[Extracted data entries]
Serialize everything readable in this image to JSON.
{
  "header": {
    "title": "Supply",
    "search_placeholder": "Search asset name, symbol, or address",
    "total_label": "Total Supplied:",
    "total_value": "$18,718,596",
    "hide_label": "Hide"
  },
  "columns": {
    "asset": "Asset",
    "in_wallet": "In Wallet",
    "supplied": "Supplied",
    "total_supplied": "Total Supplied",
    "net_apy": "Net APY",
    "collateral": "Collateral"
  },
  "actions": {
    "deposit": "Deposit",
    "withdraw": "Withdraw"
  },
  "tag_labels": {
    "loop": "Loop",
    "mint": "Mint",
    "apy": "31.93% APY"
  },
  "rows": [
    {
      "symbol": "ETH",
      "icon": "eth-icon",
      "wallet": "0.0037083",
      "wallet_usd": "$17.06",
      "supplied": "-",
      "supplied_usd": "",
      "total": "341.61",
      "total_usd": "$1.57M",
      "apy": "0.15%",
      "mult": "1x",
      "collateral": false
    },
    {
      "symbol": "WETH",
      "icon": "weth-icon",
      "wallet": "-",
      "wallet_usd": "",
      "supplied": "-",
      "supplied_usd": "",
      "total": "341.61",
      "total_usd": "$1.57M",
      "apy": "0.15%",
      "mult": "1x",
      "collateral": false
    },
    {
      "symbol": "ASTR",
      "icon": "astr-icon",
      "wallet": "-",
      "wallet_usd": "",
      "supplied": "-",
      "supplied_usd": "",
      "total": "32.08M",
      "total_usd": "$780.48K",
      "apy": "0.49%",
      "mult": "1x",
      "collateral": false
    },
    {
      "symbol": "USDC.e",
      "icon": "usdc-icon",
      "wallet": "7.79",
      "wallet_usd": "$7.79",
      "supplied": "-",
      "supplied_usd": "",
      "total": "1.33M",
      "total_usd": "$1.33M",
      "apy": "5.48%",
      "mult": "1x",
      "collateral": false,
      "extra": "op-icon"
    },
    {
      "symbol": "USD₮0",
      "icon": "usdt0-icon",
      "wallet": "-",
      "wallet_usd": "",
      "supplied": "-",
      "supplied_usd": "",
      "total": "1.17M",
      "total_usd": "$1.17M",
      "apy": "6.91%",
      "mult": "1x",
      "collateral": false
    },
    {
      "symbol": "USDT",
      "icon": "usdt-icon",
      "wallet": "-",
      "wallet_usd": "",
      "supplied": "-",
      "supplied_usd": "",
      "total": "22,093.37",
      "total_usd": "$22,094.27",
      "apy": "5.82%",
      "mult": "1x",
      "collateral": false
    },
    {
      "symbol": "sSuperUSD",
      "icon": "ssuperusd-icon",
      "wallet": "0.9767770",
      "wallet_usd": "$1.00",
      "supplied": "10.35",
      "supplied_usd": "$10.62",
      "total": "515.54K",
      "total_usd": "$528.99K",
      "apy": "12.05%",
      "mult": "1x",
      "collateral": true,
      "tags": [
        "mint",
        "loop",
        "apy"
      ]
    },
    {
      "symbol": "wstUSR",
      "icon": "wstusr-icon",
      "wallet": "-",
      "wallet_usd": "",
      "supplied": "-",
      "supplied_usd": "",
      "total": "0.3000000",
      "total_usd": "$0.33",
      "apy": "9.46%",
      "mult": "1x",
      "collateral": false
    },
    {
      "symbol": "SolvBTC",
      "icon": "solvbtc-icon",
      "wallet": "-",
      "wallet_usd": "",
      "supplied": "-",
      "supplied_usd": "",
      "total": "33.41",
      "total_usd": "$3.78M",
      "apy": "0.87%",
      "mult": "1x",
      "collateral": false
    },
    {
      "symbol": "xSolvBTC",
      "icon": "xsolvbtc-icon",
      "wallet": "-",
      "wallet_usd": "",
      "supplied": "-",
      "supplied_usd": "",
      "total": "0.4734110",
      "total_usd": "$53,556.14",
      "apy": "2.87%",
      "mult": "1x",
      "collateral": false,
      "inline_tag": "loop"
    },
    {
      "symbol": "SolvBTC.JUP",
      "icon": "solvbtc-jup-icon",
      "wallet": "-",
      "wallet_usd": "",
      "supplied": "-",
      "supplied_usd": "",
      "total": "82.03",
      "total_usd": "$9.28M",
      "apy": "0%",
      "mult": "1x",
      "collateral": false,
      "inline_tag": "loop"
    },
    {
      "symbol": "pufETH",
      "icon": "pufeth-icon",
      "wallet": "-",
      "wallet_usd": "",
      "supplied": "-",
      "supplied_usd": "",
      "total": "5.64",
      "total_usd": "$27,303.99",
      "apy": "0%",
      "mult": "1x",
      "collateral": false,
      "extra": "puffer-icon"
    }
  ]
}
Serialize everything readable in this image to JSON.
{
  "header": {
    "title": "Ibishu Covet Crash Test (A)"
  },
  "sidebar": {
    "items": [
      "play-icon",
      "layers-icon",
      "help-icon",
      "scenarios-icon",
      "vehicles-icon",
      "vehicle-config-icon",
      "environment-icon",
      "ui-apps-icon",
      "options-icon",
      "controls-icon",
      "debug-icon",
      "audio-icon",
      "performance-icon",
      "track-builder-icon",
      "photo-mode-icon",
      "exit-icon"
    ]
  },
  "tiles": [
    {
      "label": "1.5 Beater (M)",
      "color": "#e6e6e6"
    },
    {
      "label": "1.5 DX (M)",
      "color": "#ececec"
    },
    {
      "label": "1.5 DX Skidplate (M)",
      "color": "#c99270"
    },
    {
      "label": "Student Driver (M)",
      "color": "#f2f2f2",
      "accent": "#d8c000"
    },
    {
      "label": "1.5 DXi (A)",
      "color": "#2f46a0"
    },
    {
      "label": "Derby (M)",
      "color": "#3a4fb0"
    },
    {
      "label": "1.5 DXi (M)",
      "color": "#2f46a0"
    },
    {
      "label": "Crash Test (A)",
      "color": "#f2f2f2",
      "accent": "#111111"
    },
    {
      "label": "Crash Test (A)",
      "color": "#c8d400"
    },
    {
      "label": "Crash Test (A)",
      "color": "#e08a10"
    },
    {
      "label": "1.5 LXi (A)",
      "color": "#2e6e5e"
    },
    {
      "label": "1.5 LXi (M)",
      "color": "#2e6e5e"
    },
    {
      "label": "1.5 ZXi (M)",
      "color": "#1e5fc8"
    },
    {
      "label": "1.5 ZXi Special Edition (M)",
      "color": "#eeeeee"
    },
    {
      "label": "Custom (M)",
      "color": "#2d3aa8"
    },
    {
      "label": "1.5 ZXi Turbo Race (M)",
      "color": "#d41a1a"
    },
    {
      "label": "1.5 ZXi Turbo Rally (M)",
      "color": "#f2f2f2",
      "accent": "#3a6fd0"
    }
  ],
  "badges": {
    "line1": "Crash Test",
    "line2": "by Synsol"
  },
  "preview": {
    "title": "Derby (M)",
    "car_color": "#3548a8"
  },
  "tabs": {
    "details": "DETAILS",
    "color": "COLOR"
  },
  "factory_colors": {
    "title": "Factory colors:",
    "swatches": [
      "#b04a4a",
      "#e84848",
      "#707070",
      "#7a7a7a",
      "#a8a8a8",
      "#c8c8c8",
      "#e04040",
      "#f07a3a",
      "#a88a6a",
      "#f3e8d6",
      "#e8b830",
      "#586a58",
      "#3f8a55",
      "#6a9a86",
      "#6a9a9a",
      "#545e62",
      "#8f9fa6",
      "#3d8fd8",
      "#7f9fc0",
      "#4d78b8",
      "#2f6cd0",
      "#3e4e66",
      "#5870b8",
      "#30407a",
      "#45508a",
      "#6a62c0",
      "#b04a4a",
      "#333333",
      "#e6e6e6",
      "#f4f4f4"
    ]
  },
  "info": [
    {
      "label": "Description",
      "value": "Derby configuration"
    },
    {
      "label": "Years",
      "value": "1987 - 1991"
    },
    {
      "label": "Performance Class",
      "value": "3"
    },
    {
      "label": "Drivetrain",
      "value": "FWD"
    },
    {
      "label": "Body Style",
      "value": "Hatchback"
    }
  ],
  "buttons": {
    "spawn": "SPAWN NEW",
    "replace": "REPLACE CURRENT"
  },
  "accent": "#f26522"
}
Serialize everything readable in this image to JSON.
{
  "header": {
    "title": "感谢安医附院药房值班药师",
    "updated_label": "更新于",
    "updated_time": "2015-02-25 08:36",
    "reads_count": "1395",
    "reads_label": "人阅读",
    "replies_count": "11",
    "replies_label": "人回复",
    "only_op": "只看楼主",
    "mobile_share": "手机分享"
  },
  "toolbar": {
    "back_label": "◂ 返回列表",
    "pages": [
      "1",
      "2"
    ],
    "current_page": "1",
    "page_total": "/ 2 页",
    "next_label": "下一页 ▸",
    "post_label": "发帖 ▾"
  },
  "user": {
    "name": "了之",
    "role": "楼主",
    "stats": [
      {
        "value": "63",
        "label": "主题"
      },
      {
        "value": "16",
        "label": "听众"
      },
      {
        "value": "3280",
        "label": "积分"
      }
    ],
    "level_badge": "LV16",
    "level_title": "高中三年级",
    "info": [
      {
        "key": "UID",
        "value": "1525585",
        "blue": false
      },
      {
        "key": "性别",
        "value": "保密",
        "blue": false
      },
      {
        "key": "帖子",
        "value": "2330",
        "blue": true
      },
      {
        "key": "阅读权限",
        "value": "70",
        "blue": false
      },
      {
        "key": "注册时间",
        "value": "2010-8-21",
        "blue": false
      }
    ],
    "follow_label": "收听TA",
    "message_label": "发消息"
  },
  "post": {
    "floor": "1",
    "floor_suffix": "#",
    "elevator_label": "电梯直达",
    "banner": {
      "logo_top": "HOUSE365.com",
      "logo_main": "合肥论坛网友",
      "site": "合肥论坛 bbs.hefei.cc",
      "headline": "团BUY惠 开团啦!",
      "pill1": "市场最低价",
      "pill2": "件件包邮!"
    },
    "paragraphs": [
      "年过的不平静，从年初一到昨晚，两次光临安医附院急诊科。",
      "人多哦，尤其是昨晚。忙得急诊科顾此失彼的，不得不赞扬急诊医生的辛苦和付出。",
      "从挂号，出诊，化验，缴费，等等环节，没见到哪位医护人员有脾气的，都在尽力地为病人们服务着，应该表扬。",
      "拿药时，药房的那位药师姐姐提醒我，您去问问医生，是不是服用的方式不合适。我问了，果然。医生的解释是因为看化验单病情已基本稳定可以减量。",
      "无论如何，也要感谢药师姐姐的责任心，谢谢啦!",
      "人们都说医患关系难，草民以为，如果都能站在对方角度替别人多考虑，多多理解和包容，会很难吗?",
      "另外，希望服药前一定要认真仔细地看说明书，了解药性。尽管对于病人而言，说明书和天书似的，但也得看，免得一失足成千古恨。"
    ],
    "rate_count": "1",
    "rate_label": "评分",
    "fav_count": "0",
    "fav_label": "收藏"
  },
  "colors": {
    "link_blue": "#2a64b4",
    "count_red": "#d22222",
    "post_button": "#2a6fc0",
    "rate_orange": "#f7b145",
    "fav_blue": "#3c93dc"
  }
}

EXERCISE BRIEF: Find the number of lines in which the word "loop" occurs, and write nothing but that number.

FULL ANSWER: 4